SUPPLIED DATA:
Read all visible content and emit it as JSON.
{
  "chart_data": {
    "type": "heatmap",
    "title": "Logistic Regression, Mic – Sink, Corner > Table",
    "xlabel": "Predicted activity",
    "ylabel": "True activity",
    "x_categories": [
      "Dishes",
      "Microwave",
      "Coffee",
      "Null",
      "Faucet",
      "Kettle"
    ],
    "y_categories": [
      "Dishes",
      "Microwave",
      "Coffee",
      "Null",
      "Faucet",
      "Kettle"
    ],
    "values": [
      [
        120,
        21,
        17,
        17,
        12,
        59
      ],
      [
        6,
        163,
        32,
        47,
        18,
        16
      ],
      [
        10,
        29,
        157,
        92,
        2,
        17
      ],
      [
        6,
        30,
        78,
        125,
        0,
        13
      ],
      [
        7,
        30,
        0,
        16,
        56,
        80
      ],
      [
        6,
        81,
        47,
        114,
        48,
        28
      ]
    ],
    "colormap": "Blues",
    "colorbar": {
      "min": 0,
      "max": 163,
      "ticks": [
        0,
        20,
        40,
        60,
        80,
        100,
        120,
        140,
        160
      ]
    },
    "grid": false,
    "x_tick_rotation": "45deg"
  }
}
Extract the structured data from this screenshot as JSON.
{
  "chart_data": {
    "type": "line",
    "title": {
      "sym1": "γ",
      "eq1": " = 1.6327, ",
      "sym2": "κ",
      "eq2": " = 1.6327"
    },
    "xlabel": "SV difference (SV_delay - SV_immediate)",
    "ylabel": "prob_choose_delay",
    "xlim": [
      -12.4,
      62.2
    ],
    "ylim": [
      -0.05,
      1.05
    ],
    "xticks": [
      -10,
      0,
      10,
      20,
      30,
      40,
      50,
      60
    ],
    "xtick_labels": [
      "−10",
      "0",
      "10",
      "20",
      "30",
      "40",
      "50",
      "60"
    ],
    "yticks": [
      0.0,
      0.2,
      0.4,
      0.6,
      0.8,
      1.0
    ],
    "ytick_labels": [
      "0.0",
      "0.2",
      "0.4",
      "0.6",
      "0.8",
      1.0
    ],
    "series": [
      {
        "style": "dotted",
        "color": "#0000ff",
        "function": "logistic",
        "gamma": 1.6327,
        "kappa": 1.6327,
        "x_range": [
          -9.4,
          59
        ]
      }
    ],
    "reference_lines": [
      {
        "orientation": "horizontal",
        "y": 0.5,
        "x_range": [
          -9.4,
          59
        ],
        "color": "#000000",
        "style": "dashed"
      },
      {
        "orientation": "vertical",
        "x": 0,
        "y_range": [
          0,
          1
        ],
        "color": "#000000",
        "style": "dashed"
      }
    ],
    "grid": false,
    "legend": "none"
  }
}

JOB:
Return all of the entries exactly as written.

WRITTEN SOLUTION:
Read all visible content and emit it as JSON.
{
  "chart_data": {
    "type": "heatmap",
    "title": "Logistic Regression, Mic – Sink, Corner > Table",
    "xlabel": "Predicted activity",
    "ylabel": "True activity",
    "x_categories": [
      "Dishes",
      "Microwave",
      "Coffee",
      "Null",
      "Faucet",
      "Kettle"
    ],
    "y_categories": [
      "Dishes",
      "Microwave",
      "Coffee",
      "Null",
      "Faucet",
      "Kettle"
    ],
    "values": [
      [
        120,
        21,
        17,
        17,
        12,
        59
      ],
      [
        6,
        163,
        32,
        47,
        18,
        16
      ],
      [
        10,
        29,
        157,
        92,
        2,
        17
      ],
      [
        6,
        30,
        78,
        125,
        0,
        13
      ],
      [
        7,
        30,
        0,
        16,
        56,
        80
      ],
      [
        6,
        81,
        47,
        114,
        48,
        28
      ]
    ],
    "colormap": "Blues",
    "colorbar": {
      "min": 0,
      "max": 163,
      "ticks": [
        0,
        20,
        40,
        60,
        80,
        100,
        120,
        140,
        160
      ]
    },
    "grid": false,
    "x_tick_rotation": "45deg"
  }
}
Extract the structured data from this screenshot as JSON.
{
  "chart_data": {
    "type": "line",
    "title": {
      "sym1": "γ",
      "eq1": " = 1.6327, ",
      "sym2": "κ",
      "eq2": " = 1.6327"
    },
    "xlabel": "SV difference (SV_delay - SV_immediate)",
    "ylabel": "prob_choose_delay",
    "xlim": [
      -12.4,
      62.2
    ],
    "ylim": [
      -0.05,
      1.05
    ],
    "xticks": [
      -10,
      0,
      10,
      20,
      30,
      40,
      50,
      60
    ],
    "xtick_labels": [
      "−10",
      "0",
      "10",
      "20",
      "30",
      "40",
      "50",
      "60"
    ],
    "yticks": [
      0.0,
      0.2,
      0.4,
      0.6,
      0.8,
      1.0
    ],
    "ytick_labels": [
      "0.0",
      "0.2",
      "0.4",
      "0.6",
      "0.8",
      1.0
    ],
    "series": [
      {
        "style": "dotted",
        "color": "#0000ff",
        "function": "logistic",
        "gamma": 1.6327,
        "kappa": 1.6327,
        "x_range": [
          -9.4,
          59
        ]
      }
    ],
    "reference_lines": [
      {
        "orientation": "horizontal",
        "y": 0.5,
        "x_range": [
          -9.4,
          59
        ],
        "color": "#000000",
        "style": "dashed"
      },
      {
        "orientation": "vertical",
        "x": 0,
        "y_range": [
          0,
          1
        ],
        "color": "#000000",
        "style": "dashed"
      }
    ],
    "grid": false,
    "legend": "none"
  }
}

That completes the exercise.